### Listing:
** START **
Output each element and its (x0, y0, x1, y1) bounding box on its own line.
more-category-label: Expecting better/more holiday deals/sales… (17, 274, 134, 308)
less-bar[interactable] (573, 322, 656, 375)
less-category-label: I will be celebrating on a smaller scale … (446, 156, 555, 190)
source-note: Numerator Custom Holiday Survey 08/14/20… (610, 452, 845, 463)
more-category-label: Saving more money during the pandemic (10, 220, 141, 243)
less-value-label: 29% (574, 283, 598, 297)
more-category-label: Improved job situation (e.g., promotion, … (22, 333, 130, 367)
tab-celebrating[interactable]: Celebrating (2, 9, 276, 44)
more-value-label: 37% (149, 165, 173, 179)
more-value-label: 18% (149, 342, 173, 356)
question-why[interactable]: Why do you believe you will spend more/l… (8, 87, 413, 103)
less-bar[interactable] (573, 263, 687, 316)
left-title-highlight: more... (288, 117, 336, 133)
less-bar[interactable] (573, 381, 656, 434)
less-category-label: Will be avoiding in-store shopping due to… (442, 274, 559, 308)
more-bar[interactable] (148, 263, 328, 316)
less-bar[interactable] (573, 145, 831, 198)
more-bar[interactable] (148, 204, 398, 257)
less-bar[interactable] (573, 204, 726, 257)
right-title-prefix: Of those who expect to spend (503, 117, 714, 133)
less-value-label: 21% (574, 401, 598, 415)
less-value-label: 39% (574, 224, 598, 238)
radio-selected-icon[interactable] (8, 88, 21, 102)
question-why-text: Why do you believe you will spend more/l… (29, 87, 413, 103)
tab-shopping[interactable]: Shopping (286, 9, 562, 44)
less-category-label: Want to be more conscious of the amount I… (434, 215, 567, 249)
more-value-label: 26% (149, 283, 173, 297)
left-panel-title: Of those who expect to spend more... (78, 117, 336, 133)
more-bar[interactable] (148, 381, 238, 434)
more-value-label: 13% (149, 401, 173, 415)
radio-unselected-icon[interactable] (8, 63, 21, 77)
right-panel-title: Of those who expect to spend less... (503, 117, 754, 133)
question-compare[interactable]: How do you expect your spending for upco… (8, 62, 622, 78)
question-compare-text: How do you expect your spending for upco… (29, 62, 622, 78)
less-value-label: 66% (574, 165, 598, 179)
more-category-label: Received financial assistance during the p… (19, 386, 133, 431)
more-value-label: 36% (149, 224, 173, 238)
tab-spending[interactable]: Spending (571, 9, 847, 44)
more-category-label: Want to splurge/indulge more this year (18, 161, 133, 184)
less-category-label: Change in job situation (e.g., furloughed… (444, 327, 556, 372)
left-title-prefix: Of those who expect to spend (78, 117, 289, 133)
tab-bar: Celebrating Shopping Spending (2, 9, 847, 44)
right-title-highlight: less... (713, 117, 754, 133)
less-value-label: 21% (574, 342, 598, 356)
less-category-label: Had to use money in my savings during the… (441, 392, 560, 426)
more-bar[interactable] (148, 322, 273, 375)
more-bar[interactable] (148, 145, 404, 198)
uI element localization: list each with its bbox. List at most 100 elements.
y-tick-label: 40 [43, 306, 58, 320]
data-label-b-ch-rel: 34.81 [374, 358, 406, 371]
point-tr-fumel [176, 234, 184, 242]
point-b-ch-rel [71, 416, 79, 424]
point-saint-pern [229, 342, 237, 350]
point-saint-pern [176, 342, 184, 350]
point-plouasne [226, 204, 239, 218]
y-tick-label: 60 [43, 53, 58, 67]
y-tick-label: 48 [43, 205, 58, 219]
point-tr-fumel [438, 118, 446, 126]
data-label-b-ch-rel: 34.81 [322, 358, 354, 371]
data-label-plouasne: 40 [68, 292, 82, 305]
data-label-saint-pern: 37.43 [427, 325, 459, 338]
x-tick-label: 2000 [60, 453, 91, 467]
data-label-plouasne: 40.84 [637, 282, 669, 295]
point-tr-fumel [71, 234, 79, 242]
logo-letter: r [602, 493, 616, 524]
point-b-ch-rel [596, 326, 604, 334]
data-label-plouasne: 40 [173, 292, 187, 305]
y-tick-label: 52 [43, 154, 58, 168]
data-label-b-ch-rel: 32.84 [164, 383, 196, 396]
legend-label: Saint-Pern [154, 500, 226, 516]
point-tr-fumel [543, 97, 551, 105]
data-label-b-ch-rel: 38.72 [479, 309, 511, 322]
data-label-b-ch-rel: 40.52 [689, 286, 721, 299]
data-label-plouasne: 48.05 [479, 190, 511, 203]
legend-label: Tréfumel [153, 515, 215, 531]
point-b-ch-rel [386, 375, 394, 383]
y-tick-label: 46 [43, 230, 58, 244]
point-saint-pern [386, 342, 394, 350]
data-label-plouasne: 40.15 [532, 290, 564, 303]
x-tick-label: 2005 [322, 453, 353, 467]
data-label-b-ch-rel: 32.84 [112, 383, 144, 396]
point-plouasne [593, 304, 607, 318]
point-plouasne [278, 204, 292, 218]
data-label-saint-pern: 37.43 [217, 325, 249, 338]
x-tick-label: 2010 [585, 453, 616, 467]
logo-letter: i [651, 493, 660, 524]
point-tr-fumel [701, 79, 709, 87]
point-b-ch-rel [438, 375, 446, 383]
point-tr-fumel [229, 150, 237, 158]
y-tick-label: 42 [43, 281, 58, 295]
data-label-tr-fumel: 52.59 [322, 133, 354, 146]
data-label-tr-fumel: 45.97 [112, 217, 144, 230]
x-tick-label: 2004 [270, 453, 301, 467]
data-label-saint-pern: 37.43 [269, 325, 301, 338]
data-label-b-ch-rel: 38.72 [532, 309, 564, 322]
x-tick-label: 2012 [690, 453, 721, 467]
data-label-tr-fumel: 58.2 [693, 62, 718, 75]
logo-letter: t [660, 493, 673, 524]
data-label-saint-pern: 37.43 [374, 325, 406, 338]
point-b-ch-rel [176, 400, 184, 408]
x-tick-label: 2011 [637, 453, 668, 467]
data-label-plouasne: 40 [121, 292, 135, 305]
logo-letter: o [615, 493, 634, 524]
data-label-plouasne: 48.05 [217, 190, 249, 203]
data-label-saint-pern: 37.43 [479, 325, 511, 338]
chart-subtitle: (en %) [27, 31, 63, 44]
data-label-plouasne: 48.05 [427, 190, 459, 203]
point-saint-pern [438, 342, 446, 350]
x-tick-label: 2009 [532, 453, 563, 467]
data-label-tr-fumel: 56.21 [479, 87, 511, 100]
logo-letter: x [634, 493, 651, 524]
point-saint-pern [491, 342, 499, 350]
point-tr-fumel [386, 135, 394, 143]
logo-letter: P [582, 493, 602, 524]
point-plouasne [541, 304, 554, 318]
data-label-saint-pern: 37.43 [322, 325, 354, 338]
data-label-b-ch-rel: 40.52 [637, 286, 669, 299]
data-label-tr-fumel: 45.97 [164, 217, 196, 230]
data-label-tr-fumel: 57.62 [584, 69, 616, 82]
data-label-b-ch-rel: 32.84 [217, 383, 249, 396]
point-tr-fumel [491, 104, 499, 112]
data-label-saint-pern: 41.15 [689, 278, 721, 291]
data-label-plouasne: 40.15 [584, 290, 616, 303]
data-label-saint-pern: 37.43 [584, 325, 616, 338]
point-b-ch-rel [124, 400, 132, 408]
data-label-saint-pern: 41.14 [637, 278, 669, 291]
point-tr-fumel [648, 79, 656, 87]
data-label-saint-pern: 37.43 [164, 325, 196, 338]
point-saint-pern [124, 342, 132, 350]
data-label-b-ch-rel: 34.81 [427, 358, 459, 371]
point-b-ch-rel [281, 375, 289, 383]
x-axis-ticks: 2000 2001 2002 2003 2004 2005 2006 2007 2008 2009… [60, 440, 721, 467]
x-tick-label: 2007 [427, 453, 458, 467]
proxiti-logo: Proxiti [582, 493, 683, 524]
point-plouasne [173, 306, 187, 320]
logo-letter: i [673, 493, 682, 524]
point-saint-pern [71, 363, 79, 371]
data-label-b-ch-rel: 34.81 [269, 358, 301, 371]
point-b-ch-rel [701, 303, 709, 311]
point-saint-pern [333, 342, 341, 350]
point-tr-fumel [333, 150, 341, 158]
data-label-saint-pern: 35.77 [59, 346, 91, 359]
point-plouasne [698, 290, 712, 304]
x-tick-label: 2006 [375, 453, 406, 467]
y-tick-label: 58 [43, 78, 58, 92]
** END **
Reproduce the records from their first line through the line that contains "less-category-label: I will", inclusive, replacing "holiday" with "seasonal" and leaving everything else unchanged.

### The solution:
Output each element and its (x0, y0, x1, y1) bounding box on its own line.
more-category-label: Expecting better/more seasonal deals/sales… (17, 274, 134, 308)
less-bar[interactable] (573, 322, 656, 375)
less-category-label: I will be celebrating on a smaller scale … (446, 156, 555, 190)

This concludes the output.